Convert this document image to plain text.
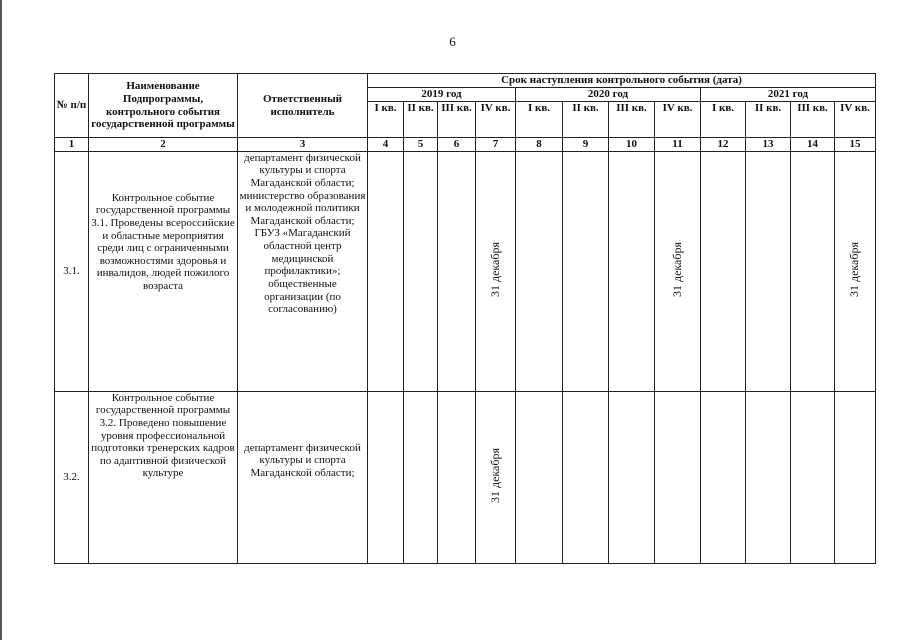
6
№ п/п	Наименование Подпрограммы, контрольного события государственной программы	Ответственный исполнитель	Срок наступления контрольного события (дата)											
			2019 год				2020 год				2021 год			
			I кв.	II кв.	III кв.	IV кв.	I кв.	II кв.	III кв.	IV кв.	I кв.	II кв.	III кв.	IV кв.
1	2	3	4	5	6	7	8	9	10	11	12	13	14	15
3.1.	Контрольное событие государственной программы 3.1. Проведены всероссийские и областные мероприятия среди лиц с ограниченными возможностями здоровья и инвалидов, людей пожилого возраста	департамент физической культуры и спорта Магаданской области; министерство образования и молодежной политики Магаданской области; ГБУЗ «Магаданский областной центр медицинской профилактики»; общественные организации (по согласованию)				31 декабря				31 декабря				31 декабря
3.2.	Контрольное событие государственной программы 3.2. Проведено повышение уровня профессиональной подготовки тренерских кадров по адаптивной физической культуре	департамент физической культуры и спорта Магаданской области;				31 декабря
=-=-=-=-=
Your task is to return the entries above exactly, with no pictures.

## Solution below
Convert this document image to plain text.
6
№ п/п	Наименование Подпрограммы, контрольного события государственной программы	Ответственный исполнитель	Срок наступления контрольного события (дата)											
			2019 год				2020 год				2021 год			
			I кв.	II кв.	III кв.	IV кв.	I кв.	II кв.	III кв.	IV кв.	I кв.	II кв.	III кв.	IV кв.
1	2	3	4	5	6	7	8	9	10	11	12	13	14	15
3.1.	Контрольное событие государственной программы 3.1. Проведены всероссийские и областные мероприятия среди лиц с ограниченными возможностями здоровья и инвалидов, людей пожилого возраста	департамент физической культуры и спорта Магаданской области; министерство образования и молодежной политики Магаданской области; ГБУЗ «Магаданский областной центр медицинской профилактики»; общественные организации (по согласованию)				31 декабря				31 декабря				31 декабря
3.2.	Контрольное событие государственной программы 3.2. Проведено повышение уровня профессиональной подготовки тренерских кадров по адаптивной физической культуре	департамент физической культуры и спорта Магаданской области;				31 декабря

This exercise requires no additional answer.